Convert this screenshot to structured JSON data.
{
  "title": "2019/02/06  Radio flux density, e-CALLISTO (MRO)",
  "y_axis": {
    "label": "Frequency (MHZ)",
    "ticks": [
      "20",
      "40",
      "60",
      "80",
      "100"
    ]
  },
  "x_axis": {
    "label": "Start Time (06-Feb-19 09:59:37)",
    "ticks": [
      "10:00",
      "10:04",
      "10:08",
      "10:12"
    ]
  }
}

**Direction:**
Repeat the records above in full, character for character.

**Worked solution:**
Convert this screenshot to structured JSON data.
{
  "title": "2019/02/06  Radio flux density, e-CALLISTO (MRO)",
  "y_axis": {
    "label": "Frequency (MHZ)",
    "ticks": [
      "20",
      "40",
      "60",
      "80",
      "100"
    ]
  },
  "x_axis": {
    "label": "Start Time (06-Feb-19 09:59:37)",
    "ticks": [
      "10:00",
      "10:04",
      "10:08",
      "10:12"
    ]
  }
}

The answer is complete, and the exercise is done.